begin

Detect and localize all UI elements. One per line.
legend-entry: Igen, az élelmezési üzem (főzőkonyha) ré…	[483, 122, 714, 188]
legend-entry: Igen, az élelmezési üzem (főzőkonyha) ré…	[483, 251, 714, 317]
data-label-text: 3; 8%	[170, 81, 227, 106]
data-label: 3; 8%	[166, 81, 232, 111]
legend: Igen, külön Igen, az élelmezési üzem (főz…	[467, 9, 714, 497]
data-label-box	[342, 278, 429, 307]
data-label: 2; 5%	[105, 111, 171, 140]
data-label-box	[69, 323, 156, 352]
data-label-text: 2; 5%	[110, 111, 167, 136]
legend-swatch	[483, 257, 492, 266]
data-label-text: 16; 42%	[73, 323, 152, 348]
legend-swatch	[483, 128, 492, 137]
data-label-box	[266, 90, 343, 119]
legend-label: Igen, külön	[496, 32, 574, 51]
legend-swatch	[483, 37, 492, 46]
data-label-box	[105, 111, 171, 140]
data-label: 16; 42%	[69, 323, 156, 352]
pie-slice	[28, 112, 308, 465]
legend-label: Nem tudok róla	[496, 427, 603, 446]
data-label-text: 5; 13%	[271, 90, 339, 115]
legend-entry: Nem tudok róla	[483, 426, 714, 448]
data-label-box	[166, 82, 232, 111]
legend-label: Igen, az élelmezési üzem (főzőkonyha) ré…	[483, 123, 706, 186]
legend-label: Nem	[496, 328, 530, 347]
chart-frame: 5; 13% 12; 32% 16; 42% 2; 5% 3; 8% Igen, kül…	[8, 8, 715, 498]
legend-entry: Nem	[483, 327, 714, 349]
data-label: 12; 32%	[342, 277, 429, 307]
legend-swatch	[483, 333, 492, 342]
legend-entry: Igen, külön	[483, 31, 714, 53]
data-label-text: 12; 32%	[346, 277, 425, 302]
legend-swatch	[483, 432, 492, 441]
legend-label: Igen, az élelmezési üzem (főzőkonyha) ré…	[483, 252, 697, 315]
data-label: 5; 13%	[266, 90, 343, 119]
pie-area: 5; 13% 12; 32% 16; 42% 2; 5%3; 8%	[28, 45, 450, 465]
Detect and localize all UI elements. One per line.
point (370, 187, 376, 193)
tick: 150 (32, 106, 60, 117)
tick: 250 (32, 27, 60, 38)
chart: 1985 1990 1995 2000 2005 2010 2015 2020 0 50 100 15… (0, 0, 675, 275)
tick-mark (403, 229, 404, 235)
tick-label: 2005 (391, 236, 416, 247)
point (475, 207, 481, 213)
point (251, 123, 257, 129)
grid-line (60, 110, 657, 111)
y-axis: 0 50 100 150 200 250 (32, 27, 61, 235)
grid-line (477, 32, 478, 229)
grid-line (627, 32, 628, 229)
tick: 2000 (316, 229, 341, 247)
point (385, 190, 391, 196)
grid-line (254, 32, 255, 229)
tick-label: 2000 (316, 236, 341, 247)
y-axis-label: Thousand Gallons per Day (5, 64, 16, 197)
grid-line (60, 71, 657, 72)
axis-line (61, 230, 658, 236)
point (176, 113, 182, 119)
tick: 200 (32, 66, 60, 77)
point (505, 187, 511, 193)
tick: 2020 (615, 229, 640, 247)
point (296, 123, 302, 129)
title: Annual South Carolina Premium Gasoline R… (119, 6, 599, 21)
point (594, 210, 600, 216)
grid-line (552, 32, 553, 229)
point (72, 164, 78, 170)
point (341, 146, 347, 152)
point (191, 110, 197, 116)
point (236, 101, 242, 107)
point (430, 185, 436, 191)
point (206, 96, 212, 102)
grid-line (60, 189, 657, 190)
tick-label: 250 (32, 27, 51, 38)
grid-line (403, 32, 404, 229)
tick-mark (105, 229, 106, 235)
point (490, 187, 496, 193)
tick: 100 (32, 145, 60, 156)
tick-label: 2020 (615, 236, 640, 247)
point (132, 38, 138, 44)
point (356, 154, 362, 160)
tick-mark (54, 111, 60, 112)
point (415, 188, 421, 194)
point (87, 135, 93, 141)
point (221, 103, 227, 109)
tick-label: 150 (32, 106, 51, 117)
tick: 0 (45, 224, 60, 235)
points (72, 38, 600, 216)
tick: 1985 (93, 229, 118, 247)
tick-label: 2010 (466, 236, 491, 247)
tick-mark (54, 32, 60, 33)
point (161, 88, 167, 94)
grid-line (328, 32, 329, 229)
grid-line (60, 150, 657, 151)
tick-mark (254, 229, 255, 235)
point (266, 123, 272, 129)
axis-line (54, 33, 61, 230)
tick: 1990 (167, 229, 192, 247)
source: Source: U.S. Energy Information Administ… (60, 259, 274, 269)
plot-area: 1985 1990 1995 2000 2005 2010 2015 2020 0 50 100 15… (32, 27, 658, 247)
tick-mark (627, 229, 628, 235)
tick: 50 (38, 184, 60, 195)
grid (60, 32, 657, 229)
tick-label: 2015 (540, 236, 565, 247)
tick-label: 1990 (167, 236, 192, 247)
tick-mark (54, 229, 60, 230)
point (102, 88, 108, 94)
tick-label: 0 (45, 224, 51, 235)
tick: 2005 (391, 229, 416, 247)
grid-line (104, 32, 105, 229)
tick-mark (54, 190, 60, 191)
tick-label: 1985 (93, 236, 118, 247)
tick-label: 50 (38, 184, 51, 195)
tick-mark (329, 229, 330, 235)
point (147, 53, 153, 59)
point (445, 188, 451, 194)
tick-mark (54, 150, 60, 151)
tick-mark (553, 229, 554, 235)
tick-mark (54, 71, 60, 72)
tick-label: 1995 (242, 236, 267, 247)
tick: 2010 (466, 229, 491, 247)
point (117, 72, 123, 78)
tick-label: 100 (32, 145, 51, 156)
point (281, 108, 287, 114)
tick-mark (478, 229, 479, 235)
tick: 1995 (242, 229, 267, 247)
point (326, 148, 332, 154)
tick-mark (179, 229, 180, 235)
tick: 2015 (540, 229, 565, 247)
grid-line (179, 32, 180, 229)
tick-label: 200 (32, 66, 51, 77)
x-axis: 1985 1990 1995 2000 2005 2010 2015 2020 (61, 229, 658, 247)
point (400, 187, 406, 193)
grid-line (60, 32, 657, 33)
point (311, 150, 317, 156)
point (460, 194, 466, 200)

end

■ **DIRECTIONS FOR THIS TASK**
Copy out all of these lines without changing anything.

■ **FINAL RESULT**
Detect and localize all UI elements. One per line.
legend-entry: Igen, az élelmezési üzem (főzőkonyha) ré…	[483, 122, 714, 188]
legend-entry: Igen, az élelmezési üzem (főzőkonyha) ré…	[483, 251, 714, 317]
data-label-text: 3; 8%	[170, 81, 227, 106]
data-label: 3; 8%	[166, 81, 232, 111]
legend: Igen, külön Igen, az élelmezési üzem (főz…	[467, 9, 714, 497]
data-label-box	[342, 278, 429, 307]
data-label: 2; 5%	[105, 111, 171, 140]
data-label-box	[69, 323, 156, 352]
data-label-text: 2; 5%	[110, 111, 167, 136]
legend-swatch	[483, 257, 492, 266]
data-label-text: 16; 42%	[73, 323, 152, 348]
legend-swatch	[483, 128, 492, 137]
data-label-box	[266, 90, 343, 119]
legend-label: Igen, külön	[496, 32, 574, 51]
legend-swatch	[483, 37, 492, 46]
data-label-box	[105, 111, 171, 140]
data-label: 16; 42%	[69, 323, 156, 352]
pie-slice	[28, 112, 308, 465]
legend-label: Nem tudok róla	[496, 427, 603, 446]
data-label-text: 5; 13%	[271, 90, 339, 115]
legend-entry: Nem tudok róla	[483, 426, 714, 448]
data-label-box	[166, 82, 232, 111]
legend-label: Igen, az élelmezési üzem (főzőkonyha) ré…	[483, 123, 706, 186]
legend-label: Nem	[496, 328, 530, 347]
chart-frame: 5; 13% 12; 32% 16; 42% 2; 5% 3; 8% Igen, kül…	[8, 8, 715, 498]
legend-entry: Nem	[483, 327, 714, 349]
data-label: 12; 32%	[342, 277, 429, 307]
legend-swatch	[483, 333, 492, 342]
legend-entry: Igen, külön	[483, 31, 714, 53]
data-label-text: 12; 32%	[346, 277, 425, 302]
legend-swatch	[483, 432, 492, 441]
legend-label: Igen, az élelmezési üzem (főzőkonyha) ré…	[483, 252, 697, 315]
data-label: 5; 13%	[266, 90, 343, 119]
pie-area: 5; 13% 12; 32% 16; 42% 2; 5%3; 8%	[28, 45, 450, 465]
Detect and localize all UI elements. One per line.
point (370, 187, 376, 193)
tick: 150 (32, 106, 60, 117)
tick: 250 (32, 27, 60, 38)
chart: 1985 1990 1995 2000 2005 2010 2015 2020 0 50 100 15… (0, 0, 675, 275)
tick-mark (403, 229, 404, 235)
tick-label: 2005 (391, 236, 416, 247)
point (475, 207, 481, 213)
point (251, 123, 257, 129)
grid-line (60, 110, 657, 111)
y-axis: 0 50 100 150 200 250 (32, 27, 61, 235)
grid-line (477, 32, 478, 229)
grid-line (627, 32, 628, 229)
tick: 2000 (316, 229, 341, 247)
point (385, 190, 391, 196)
grid-line (254, 32, 255, 229)
tick-label: 2000 (316, 236, 341, 247)
y-axis-label: Thousand Gallons per Day (5, 64, 16, 197)
grid-line (60, 71, 657, 72)
axis-line (61, 230, 658, 236)
point (176, 113, 182, 119)
tick: 200 (32, 66, 60, 77)
point (505, 187, 511, 193)
tick: 2020 (615, 229, 640, 247)
point (296, 123, 302, 129)
title: Annual South Carolina Premium Gasoline R… (119, 6, 599, 21)
point (594, 210, 600, 216)
grid-line (552, 32, 553, 229)
point (72, 164, 78, 170)
point (341, 146, 347, 152)
point (191, 110, 197, 116)
point (236, 101, 242, 107)
point (430, 185, 436, 191)
point (206, 96, 212, 102)
grid-line (60, 189, 657, 190)
tick-label: 250 (32, 27, 51, 38)
grid-line (403, 32, 404, 229)
tick-mark (105, 229, 106, 235)
point (490, 187, 496, 193)
tick: 100 (32, 145, 60, 156)
tick-label: 2020 (615, 236, 640, 247)
point (132, 38, 138, 44)
point (356, 154, 362, 160)
tick-mark (54, 111, 60, 112)
point (415, 188, 421, 194)
point (87, 135, 93, 141)
point (221, 103, 227, 109)
tick-label: 150 (32, 106, 51, 117)
tick: 0 (45, 224, 60, 235)
points (72, 38, 600, 216)
tick: 1985 (93, 229, 118, 247)
tick-label: 2010 (466, 236, 491, 247)
tick-mark (54, 32, 60, 33)
point (161, 88, 167, 94)
grid-line (328, 32, 329, 229)
grid-line (60, 150, 657, 151)
tick-mark (254, 229, 255, 235)
point (266, 123, 272, 129)
axis-line (54, 33, 61, 230)
tick: 1990 (167, 229, 192, 247)
source: Source: U.S. Energy Information Administ… (60, 259, 274, 269)
plot-area: 1985 1990 1995 2000 2005 2010 2015 2020 0 50 100 15… (32, 27, 658, 247)
tick-mark (627, 229, 628, 235)
tick: 50 (38, 184, 60, 195)
grid (60, 32, 657, 229)
tick-label: 2015 (540, 236, 565, 247)
tick-label: 1990 (167, 236, 192, 247)
tick-mark (54, 229, 60, 230)
point (102, 88, 108, 94)
tick-label: 0 (45, 224, 51, 235)
tick: 2005 (391, 229, 416, 247)
grid-line (104, 32, 105, 229)
tick-mark (54, 190, 60, 191)
tick-label: 1985 (93, 236, 118, 247)
tick-label: 50 (38, 184, 51, 195)
tick-mark (329, 229, 330, 235)
point (147, 53, 153, 59)
point (445, 188, 451, 194)
tick-mark (54, 150, 60, 151)
tick-mark (553, 229, 554, 235)
tick-mark (54, 71, 60, 72)
tick-label: 1995 (242, 236, 267, 247)
tick: 2010 (466, 229, 491, 247)
point (117, 72, 123, 78)
tick-label: 100 (32, 145, 51, 156)
point (281, 108, 287, 114)
tick-mark (478, 229, 479, 235)
tick: 1995 (242, 229, 267, 247)
point (326, 148, 332, 154)
tick-mark (179, 229, 180, 235)
tick: 2015 (540, 229, 565, 247)
grid-line (179, 32, 180, 229)
tick-label: 200 (32, 66, 51, 77)
x-axis: 1985 1990 1995 2000 2005 2010 2015 2020 (61, 229, 658, 247)
point (400, 187, 406, 193)
grid-line (60, 32, 657, 33)
point (311, 150, 317, 156)
point (460, 194, 466, 200)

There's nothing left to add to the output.